_WRITTEN TASK_
Below is a set of records. Repeat all of them exactly.
++++++++++
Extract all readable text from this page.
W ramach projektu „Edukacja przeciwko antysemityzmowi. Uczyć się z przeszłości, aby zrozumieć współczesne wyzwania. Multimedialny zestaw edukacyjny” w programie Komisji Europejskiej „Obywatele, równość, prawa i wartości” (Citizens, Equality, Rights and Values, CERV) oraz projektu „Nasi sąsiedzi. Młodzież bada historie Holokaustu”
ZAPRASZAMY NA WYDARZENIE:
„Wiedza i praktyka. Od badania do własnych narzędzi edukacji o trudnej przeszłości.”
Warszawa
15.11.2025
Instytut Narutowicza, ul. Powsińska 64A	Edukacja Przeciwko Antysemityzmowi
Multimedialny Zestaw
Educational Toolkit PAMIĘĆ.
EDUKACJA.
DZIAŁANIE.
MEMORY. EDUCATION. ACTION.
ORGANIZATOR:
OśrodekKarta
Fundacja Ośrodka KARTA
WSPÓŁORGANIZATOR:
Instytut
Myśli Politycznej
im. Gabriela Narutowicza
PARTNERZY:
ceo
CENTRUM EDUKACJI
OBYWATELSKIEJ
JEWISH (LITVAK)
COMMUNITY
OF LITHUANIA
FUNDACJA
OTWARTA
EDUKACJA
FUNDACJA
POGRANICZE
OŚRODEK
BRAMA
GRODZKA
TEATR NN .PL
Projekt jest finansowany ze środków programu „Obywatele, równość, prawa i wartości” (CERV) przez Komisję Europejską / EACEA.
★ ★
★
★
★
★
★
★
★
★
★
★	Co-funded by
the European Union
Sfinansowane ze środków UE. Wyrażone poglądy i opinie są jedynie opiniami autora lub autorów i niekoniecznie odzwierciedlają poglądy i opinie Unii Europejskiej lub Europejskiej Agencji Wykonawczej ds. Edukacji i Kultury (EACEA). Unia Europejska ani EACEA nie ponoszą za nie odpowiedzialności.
++++++++++
_ANSWER IN FULL_
Extract all readable text from this page.
W ramach projektu „Edukacja przeciwko antysemityzmowi. Uczyć się z przeszłości, aby zrozumieć współczesne wyzwania. Multimedialny zestaw edukacyjny” w programie Komisji Europejskiej „Obywatele, równość, prawa i wartości” (Citizens, Equality, Rights and Values, CERV) oraz projektu „Nasi sąsiedzi. Młodzież bada historie Holokaustu”
ZAPRASZAMY NA WYDARZENIE:
„Wiedza i praktyka. Od badania do własnych narzędzi edukacji o trudnej przeszłości.”
Warszawa
15.11.2025
Instytut Narutowicza, ul. Powsińska 64A	Edukacja Przeciwko Antysemityzmowi
Multimedialny Zestaw
Educational Toolkit PAMIĘĆ.
EDUKACJA.
DZIAŁANIE.
MEMORY. EDUCATION. ACTION.
ORGANIZATOR:
OśrodekKarta
Fundacja Ośrodka KARTA
WSPÓŁORGANIZATOR:
Instytut
Myśli Politycznej
im. Gabriela Narutowicza
PARTNERZY:
ceo
CENTRUM EDUKACJI
OBYWATELSKIEJ
JEWISH (LITVAK)
COMMUNITY
OF LITHUANIA
FUNDACJA
OTWARTA
EDUKACJA
FUNDACJA
POGRANICZE
OŚRODEK
BRAMA
GRODZKA
TEATR NN .PL
Projekt jest finansowany ze środków programu „Obywatele, równość, prawa i wartości” (CERV) przez Komisję Europejską / EACEA.
★ ★
★
★
★
★
★
★
★
★
★
★	Co-funded by
the European Union
Sfinansowane ze środków UE. Wyrażone poglądy i opinie są jedynie opiniami autora lub autorów i niekoniecznie odzwierciedlają poglądy i opinie Unii Europejskiej lub Europejskiej Agencji Wykonawczej ds. Edukacji i Kultury (EACEA). Unia Europejska ani EACEA nie ponoszą za nie odpowiedzialności.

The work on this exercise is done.